Exercise directions: Nothing before the line containing "Give me a plain-text" belongs in the answer; quote that line and all lines after it through the end of the material, word for word.
# START OF Data for this task
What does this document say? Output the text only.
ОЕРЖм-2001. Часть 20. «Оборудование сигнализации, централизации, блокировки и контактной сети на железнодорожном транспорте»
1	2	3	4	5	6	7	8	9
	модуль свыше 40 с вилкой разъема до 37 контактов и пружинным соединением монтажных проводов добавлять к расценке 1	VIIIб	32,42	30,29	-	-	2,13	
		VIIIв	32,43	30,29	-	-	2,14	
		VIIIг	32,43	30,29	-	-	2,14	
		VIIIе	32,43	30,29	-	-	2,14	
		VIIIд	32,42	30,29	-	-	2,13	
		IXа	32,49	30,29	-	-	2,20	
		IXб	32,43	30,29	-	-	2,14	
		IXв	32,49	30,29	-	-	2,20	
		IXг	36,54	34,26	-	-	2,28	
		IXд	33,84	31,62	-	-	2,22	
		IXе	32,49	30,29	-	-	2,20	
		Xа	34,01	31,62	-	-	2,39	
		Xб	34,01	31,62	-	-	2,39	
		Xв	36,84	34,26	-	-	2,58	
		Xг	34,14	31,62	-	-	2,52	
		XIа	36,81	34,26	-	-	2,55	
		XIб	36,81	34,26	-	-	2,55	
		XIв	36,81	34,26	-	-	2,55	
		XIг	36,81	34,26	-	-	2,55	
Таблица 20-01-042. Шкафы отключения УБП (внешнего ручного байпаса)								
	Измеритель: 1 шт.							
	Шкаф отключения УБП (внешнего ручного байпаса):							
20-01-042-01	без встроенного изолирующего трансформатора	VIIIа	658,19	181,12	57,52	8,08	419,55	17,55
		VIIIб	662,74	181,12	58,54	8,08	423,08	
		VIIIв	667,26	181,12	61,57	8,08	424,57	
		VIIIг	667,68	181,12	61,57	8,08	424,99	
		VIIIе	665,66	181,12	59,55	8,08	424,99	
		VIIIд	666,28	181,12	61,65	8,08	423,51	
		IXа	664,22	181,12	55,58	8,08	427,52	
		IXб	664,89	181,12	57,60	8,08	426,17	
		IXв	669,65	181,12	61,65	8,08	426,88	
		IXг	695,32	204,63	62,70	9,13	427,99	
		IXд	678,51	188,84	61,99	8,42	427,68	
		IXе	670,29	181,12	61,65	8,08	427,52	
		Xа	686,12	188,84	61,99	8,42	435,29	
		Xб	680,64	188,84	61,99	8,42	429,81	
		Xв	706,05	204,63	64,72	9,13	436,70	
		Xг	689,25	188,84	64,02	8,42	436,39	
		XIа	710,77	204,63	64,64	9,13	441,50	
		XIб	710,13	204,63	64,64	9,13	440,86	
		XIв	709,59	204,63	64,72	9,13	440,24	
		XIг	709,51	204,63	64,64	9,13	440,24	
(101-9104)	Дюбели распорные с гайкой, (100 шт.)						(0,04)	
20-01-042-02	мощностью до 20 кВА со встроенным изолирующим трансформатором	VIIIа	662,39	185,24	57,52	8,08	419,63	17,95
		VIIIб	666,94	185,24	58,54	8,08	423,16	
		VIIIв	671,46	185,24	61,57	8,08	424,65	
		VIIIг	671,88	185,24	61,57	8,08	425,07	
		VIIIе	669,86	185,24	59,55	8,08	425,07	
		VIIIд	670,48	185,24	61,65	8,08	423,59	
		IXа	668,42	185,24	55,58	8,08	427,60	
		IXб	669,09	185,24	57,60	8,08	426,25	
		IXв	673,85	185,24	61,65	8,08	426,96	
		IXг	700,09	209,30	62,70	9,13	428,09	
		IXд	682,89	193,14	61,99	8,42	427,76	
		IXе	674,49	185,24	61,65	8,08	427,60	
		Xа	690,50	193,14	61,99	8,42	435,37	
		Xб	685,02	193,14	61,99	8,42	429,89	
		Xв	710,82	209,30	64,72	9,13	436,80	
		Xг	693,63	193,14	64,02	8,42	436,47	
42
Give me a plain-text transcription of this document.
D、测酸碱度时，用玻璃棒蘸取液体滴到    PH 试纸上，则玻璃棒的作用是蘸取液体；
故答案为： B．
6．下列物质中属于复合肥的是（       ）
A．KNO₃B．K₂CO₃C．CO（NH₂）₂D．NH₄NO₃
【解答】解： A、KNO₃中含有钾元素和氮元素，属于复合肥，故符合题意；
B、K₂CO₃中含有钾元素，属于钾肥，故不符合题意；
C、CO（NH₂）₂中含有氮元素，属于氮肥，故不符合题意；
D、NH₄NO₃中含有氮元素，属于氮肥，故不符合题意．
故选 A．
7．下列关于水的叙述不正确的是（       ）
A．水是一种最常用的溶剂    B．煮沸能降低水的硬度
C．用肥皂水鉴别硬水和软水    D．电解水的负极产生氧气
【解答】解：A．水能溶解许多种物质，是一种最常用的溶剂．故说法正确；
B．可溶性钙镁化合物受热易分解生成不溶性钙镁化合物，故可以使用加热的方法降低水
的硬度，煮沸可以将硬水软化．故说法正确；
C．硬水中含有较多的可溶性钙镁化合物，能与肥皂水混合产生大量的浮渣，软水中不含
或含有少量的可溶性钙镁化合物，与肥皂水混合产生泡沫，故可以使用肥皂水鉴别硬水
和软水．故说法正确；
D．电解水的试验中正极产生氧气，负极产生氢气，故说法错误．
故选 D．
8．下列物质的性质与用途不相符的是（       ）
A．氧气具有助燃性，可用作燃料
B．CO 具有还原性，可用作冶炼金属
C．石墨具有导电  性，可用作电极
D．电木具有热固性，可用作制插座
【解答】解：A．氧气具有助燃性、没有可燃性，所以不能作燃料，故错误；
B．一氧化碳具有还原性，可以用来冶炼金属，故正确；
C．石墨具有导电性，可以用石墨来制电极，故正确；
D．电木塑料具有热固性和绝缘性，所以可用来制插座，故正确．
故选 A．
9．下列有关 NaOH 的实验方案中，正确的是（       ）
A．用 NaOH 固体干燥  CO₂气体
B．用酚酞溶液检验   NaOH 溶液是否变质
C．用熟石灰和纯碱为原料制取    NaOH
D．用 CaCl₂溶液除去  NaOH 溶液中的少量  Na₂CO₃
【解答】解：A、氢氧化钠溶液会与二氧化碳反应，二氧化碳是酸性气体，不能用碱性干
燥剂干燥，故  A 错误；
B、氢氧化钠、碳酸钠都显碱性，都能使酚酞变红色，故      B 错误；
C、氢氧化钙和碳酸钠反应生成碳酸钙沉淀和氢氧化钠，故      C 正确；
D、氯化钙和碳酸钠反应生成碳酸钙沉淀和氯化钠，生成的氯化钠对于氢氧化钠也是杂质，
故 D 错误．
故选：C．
# END OF Data for this task
The output:
Give me a plain-text transcription of this document.
D、测酸碱度时，用玻璃棒蘸取液体滴到    PH 试纸上，则玻璃棒的作用是蘸取液体；
故答案为： B．
6．下列物质中属于复合肥的是（       ）
A．KNO₃B．K₂CO₃C．CO（NH₂）₂D．NH₄NO₃
【解答】解： A、KNO₃中含有钾元素和氮元素，属于复合肥，故符合题意；
B、K₂CO₃中含有钾元素，属于钾肥，故不符合题意；
C、CO（NH₂）₂中含有氮元素，属于氮肥，故不符合题意；
D、NH₄NO₃中含有氮元素，属于氮肥，故不符合题意．
故选 A．
7．下列关于水的叙述不正确的是（       ）
A．水是一种最常用的溶剂    B．煮沸能降低水的硬度
C．用肥皂水鉴别硬水和软水    D．电解水的负极产生氧气
【解答】解：A．水能溶解许多种物质，是一种最常用的溶剂．故说法正确；
B．可溶性钙镁化合物受热易分解生成不溶性钙镁化合物，故可以使用加热的方法降低水
的硬度，煮沸可以将硬水软化．故说法正确；
C．硬水中含有较多的可溶性钙镁化合物，能与肥皂水混合产生大量的浮渣，软水中不含
或含有少量的可溶性钙镁化合物，与肥皂水混合产生泡沫，故可以使用肥皂水鉴别硬水
和软水．故说法正确；
D．电解水的试验中正极产生氧气，负极产生氢气，故说法错误．
故选 D．
8．下列物质的性质与用途不相符的是（       ）
A．氧气具有助燃性，可用作燃料
B．CO 具有还原性，可用作冶炼金属
C．石墨具有导电  性，可用作电极
D．电木具有热固性，可用作制插座
【解答】解：A．氧气具有助燃性、没有可燃性，所以不能作燃料，故错误；
B．一氧化碳具有还原性，可以用来冶炼金属，故正确；
C．石墨具有导电性，可以用石墨来制电极，故正确；
D．电木塑料具有热固性和绝缘性，所以可用来制插座，故正确．
故选 A．
9．下列有关 NaOH 的实验方案中，正确的是（       ）
A．用 NaOH 固体干燥  CO₂气体
B．用酚酞溶液检验   NaOH 溶液是否变质
C．用熟石灰和纯碱为原料制取    NaOH
D．用 CaCl₂溶液除去  NaOH 溶液中的少量  Na₂CO₃
【解答】解：A、氢氧化钠溶液会与二氧化碳反应，二氧化碳是酸性气体，不能用碱性干
燥剂干燥，故  A 错误；
B、氢氧化钠、碳酸钠都显碱性，都能使酚酞变红色，故      B 错误；
C、氢氧化钙和碳酸钠反应生成碳酸钙沉淀和氢氧化钠，故      C 正确；
D、氯化钙和碳酸钠反应生成碳酸钙沉淀和氯化钠，生成的氯化钠对于氢氧化钠也是杂质，
故 D 错误．
故选：C．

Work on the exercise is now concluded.